* [Task statement] Without omitting anything, retype the data that follows.
-- BEGIN --
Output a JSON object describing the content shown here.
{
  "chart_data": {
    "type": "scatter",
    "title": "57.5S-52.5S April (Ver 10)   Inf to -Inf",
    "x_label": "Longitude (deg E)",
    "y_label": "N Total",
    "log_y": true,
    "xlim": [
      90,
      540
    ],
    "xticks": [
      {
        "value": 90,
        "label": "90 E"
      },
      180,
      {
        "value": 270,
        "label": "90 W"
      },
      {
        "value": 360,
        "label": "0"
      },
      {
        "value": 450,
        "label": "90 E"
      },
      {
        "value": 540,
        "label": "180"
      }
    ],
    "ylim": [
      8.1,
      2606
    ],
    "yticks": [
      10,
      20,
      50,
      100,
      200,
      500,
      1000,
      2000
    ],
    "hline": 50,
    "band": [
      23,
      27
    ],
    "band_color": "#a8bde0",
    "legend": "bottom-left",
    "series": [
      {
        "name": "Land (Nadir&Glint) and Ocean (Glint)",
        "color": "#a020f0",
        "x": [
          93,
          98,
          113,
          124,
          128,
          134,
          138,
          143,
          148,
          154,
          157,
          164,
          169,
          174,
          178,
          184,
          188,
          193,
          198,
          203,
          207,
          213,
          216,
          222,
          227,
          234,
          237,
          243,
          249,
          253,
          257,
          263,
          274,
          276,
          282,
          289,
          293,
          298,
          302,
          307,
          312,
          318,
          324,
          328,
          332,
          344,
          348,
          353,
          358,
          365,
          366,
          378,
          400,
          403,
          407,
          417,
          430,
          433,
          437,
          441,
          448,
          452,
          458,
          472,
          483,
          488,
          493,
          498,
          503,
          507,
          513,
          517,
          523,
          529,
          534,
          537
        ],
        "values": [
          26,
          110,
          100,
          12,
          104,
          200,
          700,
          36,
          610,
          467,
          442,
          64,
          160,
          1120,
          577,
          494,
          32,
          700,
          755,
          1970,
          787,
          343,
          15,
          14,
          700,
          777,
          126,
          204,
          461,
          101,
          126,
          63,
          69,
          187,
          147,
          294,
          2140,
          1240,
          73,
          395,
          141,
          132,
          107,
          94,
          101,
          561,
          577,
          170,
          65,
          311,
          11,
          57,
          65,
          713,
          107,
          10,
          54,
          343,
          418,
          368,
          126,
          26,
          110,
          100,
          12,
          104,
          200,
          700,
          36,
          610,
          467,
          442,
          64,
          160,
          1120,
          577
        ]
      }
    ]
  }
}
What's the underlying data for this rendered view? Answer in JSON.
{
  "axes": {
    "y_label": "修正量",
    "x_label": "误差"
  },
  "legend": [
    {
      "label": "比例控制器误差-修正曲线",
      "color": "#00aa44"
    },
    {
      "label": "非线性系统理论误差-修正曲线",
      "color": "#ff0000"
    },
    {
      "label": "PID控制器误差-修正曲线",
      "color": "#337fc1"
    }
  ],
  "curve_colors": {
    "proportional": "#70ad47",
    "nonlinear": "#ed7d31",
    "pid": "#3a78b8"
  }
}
-- END --
* [Reply to the task]
Output a JSON object describing the content shown here.
{
  "chart_data": {
    "type": "scatter",
    "title": "57.5S-52.5S April (Ver 10)   Inf to -Inf",
    "x_label": "Longitude (deg E)",
    "y_label": "N Total",
    "log_y": true,
    "xlim": [
      90,
      540
    ],
    "xticks": [
      {
        "value": 90,
        "label": "90 E"
      },
      180,
      {
        "value": 270,
        "label": "90 W"
      },
      {
        "value": 360,
        "label": "0"
      },
      {
        "value": 450,
        "label": "90 E"
      },
      {
        "value": 540,
        "label": "180"
      }
    ],
    "ylim": [
      8.1,
      2606
    ],
    "yticks": [
      10,
      20,
      50,
      100,
      200,
      500,
      1000,
      2000
    ],
    "hline": 50,
    "band": [
      23,
      27
    ],
    "band_color": "#a8bde0",
    "legend": "bottom-left",
    "series": [
      {
        "name": "Land (Nadir&Glint) and Ocean (Glint)",
        "color": "#a020f0",
        "x": [
          93,
          98,
          113,
          124,
          128,
          134,
          138,
          143,
          148,
          154,
          157,
          164,
          169,
          174,
          178,
          184,
          188,
          193,
          198,
          203,
          207,
          213,
          216,
          222,
          227,
          234,
          237,
          243,
          249,
          253,
          257,
          263,
          274,
          276,
          282,
          289,
          293,
          298,
          302,
          307,
          312,
          318,
          324,
          328,
          332,
          344,
          348,
          353,
          358,
          365,
          366,
          378,
          400,
          403,
          407,
          417,
          430,
          433,
          437,
          441,
          448,
          452,
          458,
          472,
          483,
          488,
          493,
          498,
          503,
          507,
          513,
          517,
          523,
          529,
          534,
          537
        ],
        "values": [
          26,
          110,
          100,
          12,
          104,
          200,
          700,
          36,
          610,
          467,
          442,
          64,
          160,
          1120,
          577,
          494,
          32,
          700,
          755,
          1970,
          787,
          343,
          15,
          14,
          700,
          777,
          126,
          204,
          461,
          101,
          126,
          63,
          69,
          187,
          147,
          294,
          2140,
          1240,
          73,
          395,
          141,
          132,
          107,
          94,
          101,
          561,
          577,
          170,
          65,
          311,
          11,
          57,
          65,
          713,
          107,
          10,
          54,
          343,
          418,
          368,
          126,
          26,
          110,
          100,
          12,
          104,
          200,
          700,
          36,
          610,
          467,
          442,
          64,
          160,
          1120,
          577
        ]
      }
    ]
  }
}
What's the underlying data for this rendered view? Answer in JSON.
{
  "axes": {
    "y_label": "修正量",
    "x_label": "误差"
  },
  "legend": [
    {
      "label": "比例控制器误差-修正曲线",
      "color": "#00aa44"
    },
    {
      "label": "非线性系统理论误差-修正曲线",
      "color": "#ff0000"
    },
    {
      "label": "PID控制器误差-修正曲线",
      "color": "#337fc1"
    }
  ],
  "curve_colors": {
    "proportional": "#70ad47",
    "nonlinear": "#ed7d31",
    "pid": "#3a78b8"
  }
}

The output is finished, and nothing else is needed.